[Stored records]
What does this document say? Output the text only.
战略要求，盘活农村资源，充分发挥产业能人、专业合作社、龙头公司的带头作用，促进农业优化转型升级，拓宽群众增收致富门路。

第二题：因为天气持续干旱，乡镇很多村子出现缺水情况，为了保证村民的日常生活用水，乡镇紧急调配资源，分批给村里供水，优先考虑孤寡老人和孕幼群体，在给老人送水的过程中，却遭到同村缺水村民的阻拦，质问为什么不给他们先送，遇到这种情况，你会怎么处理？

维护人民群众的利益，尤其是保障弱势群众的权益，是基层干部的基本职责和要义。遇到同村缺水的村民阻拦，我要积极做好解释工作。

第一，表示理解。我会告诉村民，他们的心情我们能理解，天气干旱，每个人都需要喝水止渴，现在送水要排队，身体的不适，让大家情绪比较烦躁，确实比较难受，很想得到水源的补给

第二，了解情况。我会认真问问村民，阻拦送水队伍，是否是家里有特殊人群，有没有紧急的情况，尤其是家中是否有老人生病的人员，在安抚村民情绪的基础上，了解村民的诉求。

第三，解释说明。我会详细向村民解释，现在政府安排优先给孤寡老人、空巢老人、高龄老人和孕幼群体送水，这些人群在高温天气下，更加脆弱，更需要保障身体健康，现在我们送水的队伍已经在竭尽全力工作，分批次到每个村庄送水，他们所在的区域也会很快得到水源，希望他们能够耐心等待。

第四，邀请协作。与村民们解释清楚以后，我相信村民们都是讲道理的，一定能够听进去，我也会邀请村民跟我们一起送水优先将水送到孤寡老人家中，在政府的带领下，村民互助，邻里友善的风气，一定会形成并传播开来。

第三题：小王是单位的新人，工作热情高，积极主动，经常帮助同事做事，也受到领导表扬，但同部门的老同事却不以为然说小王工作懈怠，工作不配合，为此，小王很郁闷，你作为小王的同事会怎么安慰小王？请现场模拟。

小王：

==

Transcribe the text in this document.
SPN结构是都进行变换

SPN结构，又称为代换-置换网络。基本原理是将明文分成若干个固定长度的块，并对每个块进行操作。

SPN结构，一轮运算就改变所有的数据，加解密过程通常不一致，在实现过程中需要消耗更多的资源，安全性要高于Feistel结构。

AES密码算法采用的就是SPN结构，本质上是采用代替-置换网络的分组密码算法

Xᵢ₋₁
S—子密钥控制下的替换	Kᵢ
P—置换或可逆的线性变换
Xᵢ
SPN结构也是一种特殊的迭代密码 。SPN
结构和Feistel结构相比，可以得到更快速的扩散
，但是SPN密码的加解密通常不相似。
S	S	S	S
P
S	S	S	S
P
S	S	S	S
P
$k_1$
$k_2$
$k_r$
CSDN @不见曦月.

## REQUIREMENT
Search the lines for "this". Copy each line that has it.

## WRITTEN ANSWER
What does this document say? Output the text only.
Transcribe the text in this document.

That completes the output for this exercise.